- What you will do -
Reproduce every line in the listing that contains the word "name".

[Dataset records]
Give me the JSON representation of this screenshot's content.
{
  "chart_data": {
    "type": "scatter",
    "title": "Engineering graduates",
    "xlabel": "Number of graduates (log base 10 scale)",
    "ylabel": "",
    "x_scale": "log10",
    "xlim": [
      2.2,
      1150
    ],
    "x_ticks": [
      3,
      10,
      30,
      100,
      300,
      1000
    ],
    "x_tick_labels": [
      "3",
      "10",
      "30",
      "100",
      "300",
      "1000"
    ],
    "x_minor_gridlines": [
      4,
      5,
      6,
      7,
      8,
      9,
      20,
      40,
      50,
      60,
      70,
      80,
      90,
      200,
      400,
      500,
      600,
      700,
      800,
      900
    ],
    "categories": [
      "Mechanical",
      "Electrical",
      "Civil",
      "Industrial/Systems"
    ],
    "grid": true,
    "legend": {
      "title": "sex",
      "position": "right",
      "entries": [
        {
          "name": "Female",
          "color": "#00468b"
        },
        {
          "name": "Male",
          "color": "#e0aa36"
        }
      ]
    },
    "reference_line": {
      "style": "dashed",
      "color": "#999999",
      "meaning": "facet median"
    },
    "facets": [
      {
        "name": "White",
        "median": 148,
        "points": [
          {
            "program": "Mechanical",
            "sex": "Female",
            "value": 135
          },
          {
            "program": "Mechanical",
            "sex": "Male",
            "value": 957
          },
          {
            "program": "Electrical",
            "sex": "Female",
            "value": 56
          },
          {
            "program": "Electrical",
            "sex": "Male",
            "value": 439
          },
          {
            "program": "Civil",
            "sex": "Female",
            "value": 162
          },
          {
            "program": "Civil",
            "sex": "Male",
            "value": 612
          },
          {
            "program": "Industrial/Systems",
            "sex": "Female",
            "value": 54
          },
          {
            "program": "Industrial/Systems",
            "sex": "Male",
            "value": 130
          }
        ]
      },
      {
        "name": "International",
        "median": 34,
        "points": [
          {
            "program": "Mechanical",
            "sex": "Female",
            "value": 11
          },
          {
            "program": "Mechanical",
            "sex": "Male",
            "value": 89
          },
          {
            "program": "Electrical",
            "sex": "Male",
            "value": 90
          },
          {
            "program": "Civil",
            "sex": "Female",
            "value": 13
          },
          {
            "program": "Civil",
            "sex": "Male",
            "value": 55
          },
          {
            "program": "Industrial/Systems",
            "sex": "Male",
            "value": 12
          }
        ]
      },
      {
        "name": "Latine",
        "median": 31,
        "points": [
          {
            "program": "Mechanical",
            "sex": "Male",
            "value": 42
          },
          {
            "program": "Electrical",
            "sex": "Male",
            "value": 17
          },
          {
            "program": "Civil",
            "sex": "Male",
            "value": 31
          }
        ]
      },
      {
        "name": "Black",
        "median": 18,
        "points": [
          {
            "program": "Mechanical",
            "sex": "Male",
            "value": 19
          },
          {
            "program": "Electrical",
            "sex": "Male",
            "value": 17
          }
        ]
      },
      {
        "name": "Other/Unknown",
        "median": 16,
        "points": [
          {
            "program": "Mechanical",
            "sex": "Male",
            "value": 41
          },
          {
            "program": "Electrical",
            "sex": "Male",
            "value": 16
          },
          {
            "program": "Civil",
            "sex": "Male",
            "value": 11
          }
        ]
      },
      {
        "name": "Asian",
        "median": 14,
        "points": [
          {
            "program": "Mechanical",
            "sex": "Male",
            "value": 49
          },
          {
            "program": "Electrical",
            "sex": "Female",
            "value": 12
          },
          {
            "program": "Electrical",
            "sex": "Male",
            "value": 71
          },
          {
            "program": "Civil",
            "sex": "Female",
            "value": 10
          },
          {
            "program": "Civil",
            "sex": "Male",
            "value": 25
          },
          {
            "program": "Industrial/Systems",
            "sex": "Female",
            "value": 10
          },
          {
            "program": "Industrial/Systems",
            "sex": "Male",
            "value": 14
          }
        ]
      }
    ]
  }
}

- Task response -
          "name": "Female",
          "name": "Male",
        "name": "White",
        "name": "International",
        "name": "Latine",
        "name": "Black",
        "name": "Other/Unknown",
        "name": "Asian",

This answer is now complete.